**DATASET RECORDS**.

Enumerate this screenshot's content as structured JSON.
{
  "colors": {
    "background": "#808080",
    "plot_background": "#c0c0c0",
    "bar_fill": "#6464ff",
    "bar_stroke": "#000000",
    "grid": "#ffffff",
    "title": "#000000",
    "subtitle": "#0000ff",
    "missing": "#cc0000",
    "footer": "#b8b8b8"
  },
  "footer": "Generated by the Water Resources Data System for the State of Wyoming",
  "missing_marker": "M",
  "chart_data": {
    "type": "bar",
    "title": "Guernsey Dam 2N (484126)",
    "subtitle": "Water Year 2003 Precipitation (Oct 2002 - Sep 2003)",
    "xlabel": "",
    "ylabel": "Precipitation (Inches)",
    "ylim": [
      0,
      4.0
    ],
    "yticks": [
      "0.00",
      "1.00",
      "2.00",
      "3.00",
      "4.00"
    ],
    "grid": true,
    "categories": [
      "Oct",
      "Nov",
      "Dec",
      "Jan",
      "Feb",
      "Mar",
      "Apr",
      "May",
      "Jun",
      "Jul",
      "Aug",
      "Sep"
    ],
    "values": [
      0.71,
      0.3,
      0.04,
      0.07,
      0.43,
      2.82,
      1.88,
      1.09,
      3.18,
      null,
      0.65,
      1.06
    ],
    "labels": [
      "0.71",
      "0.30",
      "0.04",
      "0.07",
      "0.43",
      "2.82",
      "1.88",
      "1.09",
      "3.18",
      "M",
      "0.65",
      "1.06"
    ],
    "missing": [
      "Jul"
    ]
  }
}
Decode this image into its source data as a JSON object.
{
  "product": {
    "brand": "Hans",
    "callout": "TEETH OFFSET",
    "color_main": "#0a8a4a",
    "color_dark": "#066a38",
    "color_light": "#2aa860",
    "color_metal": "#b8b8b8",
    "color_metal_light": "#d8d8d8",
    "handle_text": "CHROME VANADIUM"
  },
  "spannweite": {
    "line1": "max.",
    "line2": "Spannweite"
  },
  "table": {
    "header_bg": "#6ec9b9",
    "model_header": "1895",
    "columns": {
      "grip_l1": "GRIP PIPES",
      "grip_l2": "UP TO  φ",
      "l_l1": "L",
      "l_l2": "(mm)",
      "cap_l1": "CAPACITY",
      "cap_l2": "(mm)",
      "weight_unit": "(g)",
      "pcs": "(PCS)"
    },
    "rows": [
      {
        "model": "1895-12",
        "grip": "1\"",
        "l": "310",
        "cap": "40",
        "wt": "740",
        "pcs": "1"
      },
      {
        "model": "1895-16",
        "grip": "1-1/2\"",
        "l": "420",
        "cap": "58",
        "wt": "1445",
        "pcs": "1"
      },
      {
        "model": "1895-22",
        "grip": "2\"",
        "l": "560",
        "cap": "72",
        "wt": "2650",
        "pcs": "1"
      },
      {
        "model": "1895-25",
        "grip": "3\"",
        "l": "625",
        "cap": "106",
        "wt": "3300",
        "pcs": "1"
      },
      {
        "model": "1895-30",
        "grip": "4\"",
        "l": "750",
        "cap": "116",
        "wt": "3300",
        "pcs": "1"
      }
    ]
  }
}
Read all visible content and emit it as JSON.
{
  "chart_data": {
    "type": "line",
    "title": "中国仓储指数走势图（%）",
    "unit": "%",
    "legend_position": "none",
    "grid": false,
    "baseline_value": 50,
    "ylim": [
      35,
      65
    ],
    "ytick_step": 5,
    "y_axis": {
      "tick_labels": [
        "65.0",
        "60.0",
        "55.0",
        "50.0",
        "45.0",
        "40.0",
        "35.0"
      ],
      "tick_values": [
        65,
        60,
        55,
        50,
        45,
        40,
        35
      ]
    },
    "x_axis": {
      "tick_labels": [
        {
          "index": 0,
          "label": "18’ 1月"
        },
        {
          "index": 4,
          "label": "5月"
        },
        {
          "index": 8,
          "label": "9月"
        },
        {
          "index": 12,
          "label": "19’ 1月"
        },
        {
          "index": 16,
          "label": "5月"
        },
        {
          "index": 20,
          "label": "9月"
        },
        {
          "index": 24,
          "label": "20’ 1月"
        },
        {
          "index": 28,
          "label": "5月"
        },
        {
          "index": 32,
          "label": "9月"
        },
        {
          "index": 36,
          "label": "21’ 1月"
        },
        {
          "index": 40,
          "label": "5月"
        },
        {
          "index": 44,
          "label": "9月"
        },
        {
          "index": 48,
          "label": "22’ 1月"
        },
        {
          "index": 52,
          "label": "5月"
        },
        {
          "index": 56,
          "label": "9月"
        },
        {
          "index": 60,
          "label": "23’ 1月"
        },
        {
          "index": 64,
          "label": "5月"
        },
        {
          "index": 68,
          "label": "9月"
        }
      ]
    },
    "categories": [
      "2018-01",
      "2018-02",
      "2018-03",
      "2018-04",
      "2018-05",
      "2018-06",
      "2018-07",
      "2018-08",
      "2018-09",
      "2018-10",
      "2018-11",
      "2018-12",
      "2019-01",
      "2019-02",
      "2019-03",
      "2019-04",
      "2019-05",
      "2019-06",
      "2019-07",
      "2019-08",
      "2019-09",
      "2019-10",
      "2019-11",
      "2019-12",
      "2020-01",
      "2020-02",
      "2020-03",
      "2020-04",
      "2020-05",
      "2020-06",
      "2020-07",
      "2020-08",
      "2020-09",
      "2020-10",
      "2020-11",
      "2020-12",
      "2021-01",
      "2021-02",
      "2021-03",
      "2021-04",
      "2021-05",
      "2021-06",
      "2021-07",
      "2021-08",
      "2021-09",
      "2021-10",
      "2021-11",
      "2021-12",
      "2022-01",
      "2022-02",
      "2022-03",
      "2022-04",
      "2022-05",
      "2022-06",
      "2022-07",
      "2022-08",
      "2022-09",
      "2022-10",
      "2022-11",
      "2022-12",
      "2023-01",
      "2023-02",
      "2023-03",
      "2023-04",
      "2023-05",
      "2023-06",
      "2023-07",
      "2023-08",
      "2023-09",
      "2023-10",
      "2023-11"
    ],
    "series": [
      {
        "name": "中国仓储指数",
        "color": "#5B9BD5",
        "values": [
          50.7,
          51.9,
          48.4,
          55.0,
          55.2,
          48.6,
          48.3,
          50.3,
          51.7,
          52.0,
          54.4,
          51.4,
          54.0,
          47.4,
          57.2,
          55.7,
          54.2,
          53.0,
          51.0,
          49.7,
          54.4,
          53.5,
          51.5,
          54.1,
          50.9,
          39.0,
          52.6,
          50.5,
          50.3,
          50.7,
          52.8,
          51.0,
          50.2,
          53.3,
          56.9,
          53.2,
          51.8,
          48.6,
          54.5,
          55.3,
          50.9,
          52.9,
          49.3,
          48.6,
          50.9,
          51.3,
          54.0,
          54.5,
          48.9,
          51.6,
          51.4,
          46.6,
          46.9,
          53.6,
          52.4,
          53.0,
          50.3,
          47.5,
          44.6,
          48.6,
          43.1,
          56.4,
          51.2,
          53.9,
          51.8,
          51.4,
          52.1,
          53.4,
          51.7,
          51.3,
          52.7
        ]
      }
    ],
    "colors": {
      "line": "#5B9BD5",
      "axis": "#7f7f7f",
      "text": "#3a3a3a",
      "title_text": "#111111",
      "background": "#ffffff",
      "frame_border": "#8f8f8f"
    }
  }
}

**REQUIREMENT**.
Reproduce the full set of records precisely.

**EXERCISE OUTPUT**.
Enumerate this screenshot's content as structured JSON.
{
  "colors": {
    "background": "#808080",
    "plot_background": "#c0c0c0",
    "bar_fill": "#6464ff",
    "bar_stroke": "#000000",
    "grid": "#ffffff",
    "title": "#000000",
    "subtitle": "#0000ff",
    "missing": "#cc0000",
    "footer": "#b8b8b8"
  },
  "footer": "Generated by the Water Resources Data System for the State of Wyoming",
  "missing_marker": "M",
  "chart_data": {
    "type": "bar",
    "title": "Guernsey Dam 2N (484126)",
    "subtitle": "Water Year 2003 Precipitation (Oct 2002 - Sep 2003)",
    "xlabel": "",
    "ylabel": "Precipitation (Inches)",
    "ylim": [
      0,
      4.0
    ],
    "yticks": [
      "0.00",
      "1.00",
      "2.00",
      "3.00",
      "4.00"
    ],
    "grid": true,
    "categories": [
      "Oct",
      "Nov",
      "Dec",
      "Jan",
      "Feb",
      "Mar",
      "Apr",
      "May",
      "Jun",
      "Jul",
      "Aug",
      "Sep"
    ],
    "values": [
      0.71,
      0.3,
      0.04,
      0.07,
      0.43,
      2.82,
      1.88,
      1.09,
      3.18,
      null,
      0.65,
      1.06
    ],
    "labels": [
      "0.71",
      "0.30",
      "0.04",
      "0.07",
      "0.43",
      "2.82",
      "1.88",
      "1.09",
      "3.18",
      "M",
      "0.65",
      "1.06"
    ],
    "missing": [
      "Jul"
    ]
  }
}
Decode this image into its source data as a JSON object.
{
  "product": {
    "brand": "Hans",
    "callout": "TEETH OFFSET",
    "color_main": "#0a8a4a",
    "color_dark": "#066a38",
    "color_light": "#2aa860",
    "color_metal": "#b8b8b8",
    "color_metal_light": "#d8d8d8",
    "handle_text": "CHROME VANADIUM"
  },
  "spannweite": {
    "line1": "max.",
    "line2": "Spannweite"
  },
  "table": {
    "header_bg": "#6ec9b9",
    "model_header": "1895",
    "columns": {
      "grip_l1": "GRIP PIPES",
      "grip_l2": "UP TO  φ",
      "l_l1": "L",
      "l_l2": "(mm)",
      "cap_l1": "CAPACITY",
      "cap_l2": "(mm)",
      "weight_unit": "(g)",
      "pcs": "(PCS)"
    },
    "rows": [
      {
        "model": "1895-12",
        "grip": "1\"",
        "l": "310",
        "cap": "40",
        "wt": "740",
        "pcs": "1"
      },
      {
        "model": "1895-16",
        "grip": "1-1/2\"",
        "l": "420",
        "cap": "58",
        "wt": "1445",
        "pcs": "1"
      },
      {
        "model": "1895-22",
        "grip": "2\"",
        "l": "560",
        "cap": "72",
        "wt": "2650",
        "pcs": "1"
      },
      {
        "model": "1895-25",
        "grip": "3\"",
        "l": "625",
        "cap": "106",
        "wt": "3300",
        "pcs": "1"
      },
      {
        "model": "1895-30",
        "grip": "4\"",
        "l": "750",
        "cap": "116",
        "wt": "3300",
        "pcs": "1"
      }
    ]
  }
}
Read all visible content and emit it as JSON.
{
  "chart_data": {
    "type": "line",
    "title": "中国仓储指数走势图（%）",
    "unit": "%",
    "legend_position": "none",
    "grid": false,
    "baseline_value": 50,
    "ylim": [
      35,
      65
    ],
    "ytick_step": 5,
    "y_axis": {
      "tick_labels": [
        "65.0",
        "60.0",
        "55.0",
        "50.0",
        "45.0",
        "40.0",
        "35.0"
      ],
      "tick_values": [
        65,
        60,
        55,
        50,
        45,
        40,
        35
      ]
    },
    "x_axis": {
      "tick_labels": [
        {
          "index": 0,
          "label": "18’ 1月"
        },
        {
          "index": 4,
          "label": "5月"
        },
        {
          "index": 8,
          "label": "9月"
        },
        {
          "index": 12,
          "label": "19’ 1月"
        },
        {
          "index": 16,
          "label": "5月"
        },
        {
          "index": 20,
          "label": "9月"
        },
        {
          "index": 24,
          "label": "20’ 1月"
        },
        {
          "index": 28,
          "label": "5月"
        },
        {
          "index": 32,
          "label": "9月"
        },
        {
          "index": 36,
          "label": "21’ 1月"
        },
        {
          "index": 40,
          "label": "5月"
        },
        {
          "index": 44,
          "label": "9月"
        },
        {
          "index": 48,
          "label": "22’ 1月"
        },
        {
          "index": 52,
          "label": "5月"
        },
        {
          "index": 56,
          "label": "9月"
        },
        {
          "index": 60,
          "label": "23’ 1月"
        },
        {
          "index": 64,
          "label": "5月"
        },
        {
          "index": 68,
          "label": "9月"
        }
      ]
    },
    "categories": [
      "2018-01",
      "2018-02",
      "2018-03",
      "2018-04",
      "2018-05",
      "2018-06",
      "2018-07",
      "2018-08",
      "2018-09",
      "2018-10",
      "2018-11",
      "2018-12",
      "2019-01",
      "2019-02",
      "2019-03",
      "2019-04",
      "2019-05",
      "2019-06",
      "2019-07",
      "2019-08",
      "2019-09",
      "2019-10",
      "2019-11",
      "2019-12",
      "2020-01",
      "2020-02",
      "2020-03",
      "2020-04",
      "2020-05",
      "2020-06",
      "2020-07",
      "2020-08",
      "2020-09",
      "2020-10",
      "2020-11",
      "2020-12",
      "2021-01",
      "2021-02",
      "2021-03",
      "2021-04",
      "2021-05",
      "2021-06",
      "2021-07",
      "2021-08",
      "2021-09",
      "2021-10",
      "2021-11",
      "2021-12",
      "2022-01",
      "2022-02",
      "2022-03",
      "2022-04",
      "2022-05",
      "2022-06",
      "2022-07",
      "2022-08",
      "2022-09",
      "2022-10",
      "2022-11",
      "2022-12",
      "2023-01",
      "2023-02",
      "2023-03",
      "2023-04",
      "2023-05",
      "2023-06",
      "2023-07",
      "2023-08",
      "2023-09",
      "2023-10",
      "2023-11"
    ],
    "series": [
      {
        "name": "中国仓储指数",
        "color": "#5B9BD5",
        "values": [
          50.7,
          51.9,
          48.4,
          55.0,
          55.2,
          48.6,
          48.3,
          50.3,
          51.7,
          52.0,
          54.4,
          51.4,
          54.0,
          47.4,
          57.2,
          55.7,
          54.2,
          53.0,
          51.0,
          49.7,
          54.4,
          53.5,
          51.5,
          54.1,
          50.9,
          39.0,
          52.6,
          50.5,
          50.3,
          50.7,
          52.8,
          51.0,
          50.2,
          53.3,
          56.9,
          53.2,
          51.8,
          48.6,
          54.5,
          55.3,
          50.9,
          52.9,
          49.3,
          48.6,
          50.9,
          51.3,
          54.0,
          54.5,
          48.9,
          51.6,
          51.4,
          46.6,
          46.9,
          53.6,
          52.4,
          53.0,
          50.3,
          47.5,
          44.6,
          48.6,
          43.1,
          56.4,
          51.2,
          53.9,
          51.8,
          51.4,
          52.1,
          53.4,
          51.7,
          51.3,
          52.7
        ]
      }
    ],
    "colors": {
      "line": "#5B9BD5",
      "axis": "#7f7f7f",
      "text": "#3a3a3a",
      "title_text": "#111111",
      "background": "#ffffff",
      "frame_border": "#8f8f8f"
    }
  }
}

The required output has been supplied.